Stored data entries:
= = = = = = =

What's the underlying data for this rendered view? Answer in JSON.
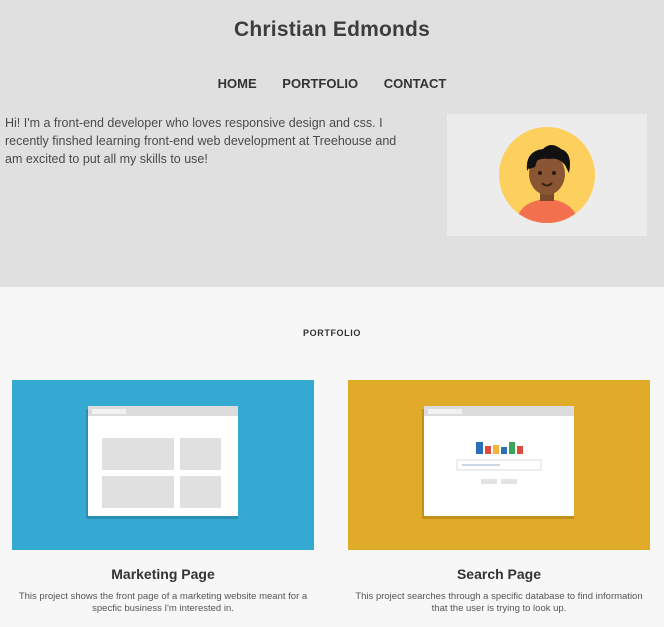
{
  "header": {
    "site_title": "Christian Edmonds",
    "nav": [
      {
        "label": "HOME"
      },
      {
        "label": "PORTFOLIO"
      },
      {
        "label": "CONTACT"
      }
    ]
  },
  "intro": {
    "bio": "Hi! I'm a front-end developer who loves responsive design and css. I recently finshed learning front-end web development at Treehouse and am excited to put all my skills to use!",
    "avatar_icon": "person-avatar-icon"
  },
  "portfolio": {
    "heading": "PORTFOLIO",
    "projects": [
      {
        "title": "Marketing Page",
        "description": "This project shows the front page of a marketing website meant for a specfic business I'm interested in.",
        "thumb_color": "#34a9d2",
        "thumb_icon": "browser-grid-layout-icon"
      },
      {
        "title": "Search Page",
        "description": "This project searches through a specific database to find information that the user is trying to look up.",
        "thumb_color": "#e0ab28",
        "thumb_icon": "browser-search-layout-icon"
      }
    ]
  },
  "colors": {
    "hero_background": "#e0e0e0",
    "page_background": "#f7f7f7",
    "avatar_circle": "#fdcf5d",
    "avatar_shirt": "#f2704e"
  }
}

= = = = = = =

**Work to complete**
Set down all the entries exactly as they appear, but skip any pictures.

**Solution for this problem**
What's the underlying data for this rendered view? Answer in JSON.
{
  "header": {
    "site_title": "Christian Edmonds",
    "nav": [
      {
        "label": "HOME"
      },
      {
        "label": "PORTFOLIO"
      },
      {
        "label": "CONTACT"
      }
    ]
  },
  "intro": {
    "bio": "Hi! I'm a front-end developer who loves responsive design and css. I recently finshed learning front-end web development at Treehouse and am excited to put all my skills to use!",
    "avatar_icon": "person-avatar-icon"
  },
  "portfolio": {
    "heading": "PORTFOLIO",
    "projects": [
      {
        "title": "Marketing Page",
        "description": "This project shows the front page of a marketing website meant for a specfic business I'm interested in.",
        "thumb_color": "#34a9d2",
        "thumb_icon": "browser-grid-layout-icon"
      },
      {
        "title": "Search Page",
        "description": "This project searches through a specific database to find information that the user is trying to look up.",
        "thumb_color": "#e0ab28",
        "thumb_icon": "browser-search-layout-icon"
      }
    ]
  },
  "colors": {
    "hero_background": "#e0e0e0",
    "page_background": "#f7f7f7",
    "avatar_circle": "#fdcf5d",
    "avatar_shirt": "#f2704e"
  }
}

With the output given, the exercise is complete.